- _Your task_
Copy out each line featuring the string "into" from the entries beneath.

* START *

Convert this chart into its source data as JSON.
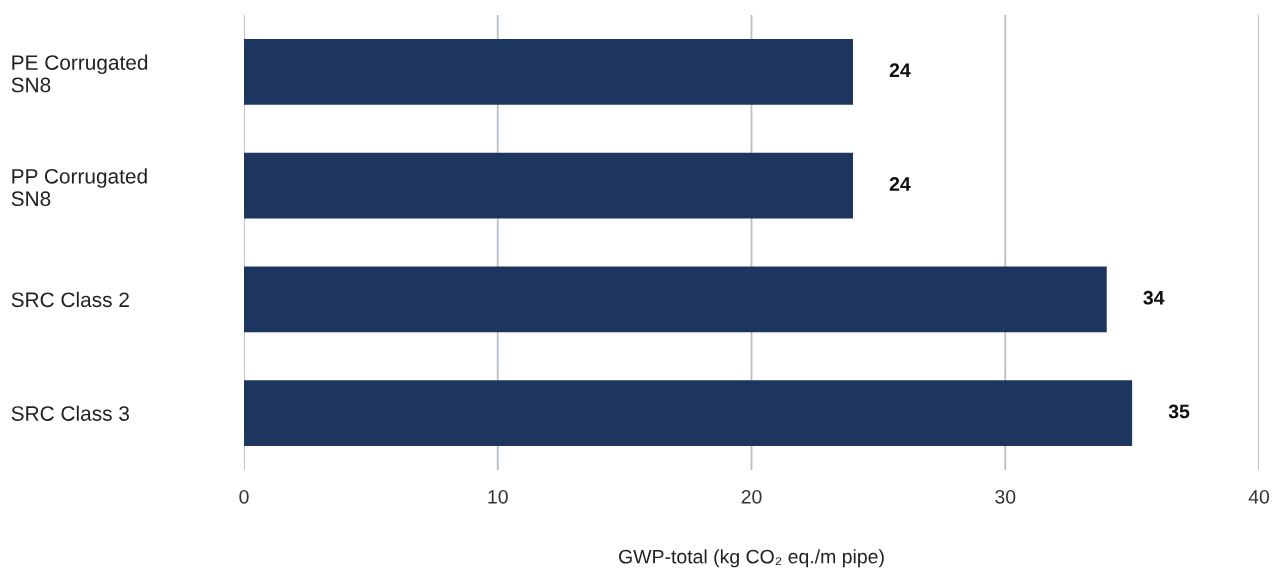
{
  "chart_data": {
    "type": "bar",
    "orientation": "horizontal",
    "xlabel": "GWP-total (kg CO₂ eq./m pipe)",
    "categories": [
      "PE Corrugated\nSN8",
      "PP Corrugated\nSN8",
      "SRC Class 2",
      "SRC Class 3"
    ],
    "values": [
      24,
      24,
      34,
      35
    ],
    "color": "#1d3660",
    "xlim": [
      0,
      40
    ],
    "xticks": [
      0,
      10,
      20,
      30,
      40
    ],
    "grid": "x",
    "data_labels": true
  }
}
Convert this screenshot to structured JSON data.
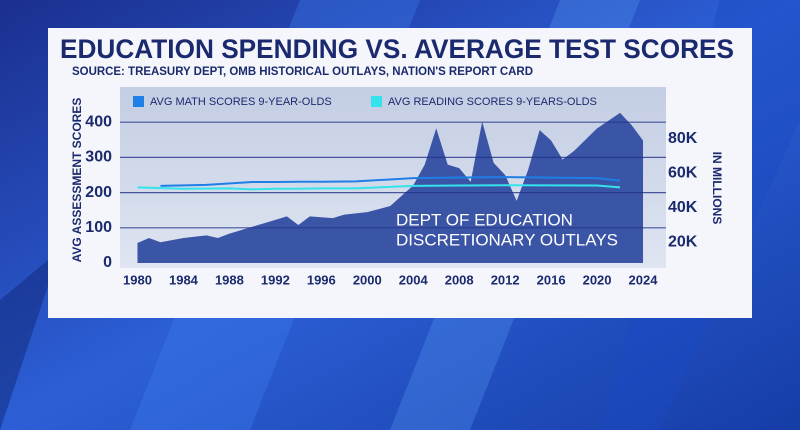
{
  "chart_data": {
    "type": "line",
    "title": "EDUCATION SPENDING VS. AVERAGE TEST SCORES",
    "subtitle": "SOURCE: TREASURY DEPT, OMB HISTORICAL OUTLAYS, NATION'S REPORT CARD",
    "y_label": "AVG ASSESSMENT SCORES",
    "y2_label": "IN MILLIONS",
    "annotation": [
      "DEPT OF EDUCATION",
      "DISCRETIONARY OUTLAYS"
    ],
    "xlim": [
      1979,
      2026
    ],
    "xticks": [
      1980,
      1984,
      1988,
      1992,
      1996,
      2000,
      2004,
      2008,
      2012,
      2016,
      2020,
      2024
    ],
    "ylim": [
      0,
      500
    ],
    "yticks": [
      0,
      100,
      200,
      300,
      400
    ],
    "y2lim": [
      8000,
      110000
    ],
    "y2ticks": [
      {
        "value": 20000,
        "label": "20K"
      },
      {
        "value": 40000,
        "label": "40K"
      },
      {
        "value": 60000,
        "label": "60K"
      },
      {
        "value": 80000,
        "label": "80K"
      }
    ],
    "grid": true,
    "series": [
      {
        "type": "area",
        "axis": "y2",
        "color": "#3b55a6",
        "x": [
          1980,
          1981,
          1982,
          1984,
          1986,
          1987,
          1988,
          1990,
          1992,
          1993,
          1994,
          1995,
          1997,
          1998,
          2000,
          2002,
          2004,
          2005,
          2006,
          2007,
          2008,
          2009,
          2010,
          2011,
          2012,
          2013,
          2014,
          2015,
          2016,
          2017,
          2018,
          2020,
          2022,
          2023,
          2024
        ],
        "values": [
          19600,
          22500,
          20000,
          22500,
          24000,
          22500,
          25000,
          29000,
          33000,
          35000,
          30000,
          35000,
          34000,
          36000,
          37500,
          41000,
          53000,
          65000,
          86000,
          65000,
          63000,
          55000,
          90000,
          66000,
          59000,
          44000,
          62000,
          85000,
          79000,
          68000,
          73000,
          86000,
          95000,
          88000,
          79000
        ]
      },
      {
        "name": "AVG MATH SCORES 9-YEAR-OLDS",
        "color": "#1f7fe6",
        "x": [
          1982,
          1986,
          1990,
          1992,
          1994,
          1996,
          1999,
          2004,
          2008,
          2012,
          2020,
          2022
        ],
        "values": [
          219,
          222,
          230,
          230,
          231,
          231,
          232,
          241,
          243,
          244,
          241,
          234
        ]
      },
      {
        "name": "AVG READING SCORES 9-YEARS-OLDS",
        "color": "#35e3ec",
        "x": [
          1980,
          1984,
          1988,
          1990,
          1992,
          1994,
          1996,
          1999,
          2004,
          2008,
          2012,
          2020,
          2022
        ],
        "values": [
          215,
          211,
          212,
          209,
          211,
          211,
          212,
          212,
          219,
          220,
          221,
          220,
          215
        ]
      }
    ]
  }
}
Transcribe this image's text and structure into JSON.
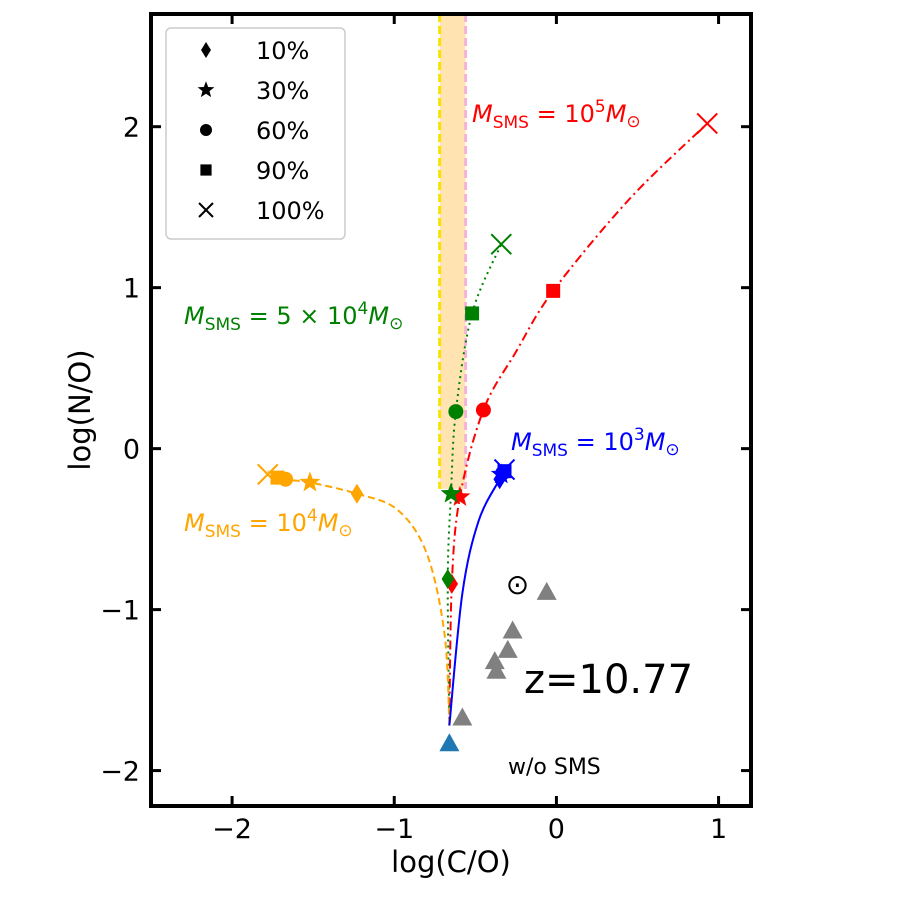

* END *

- _Answer to this problem_
Convert this chart into its source data as JSON.
Transcribe this image's text and structure into JSON.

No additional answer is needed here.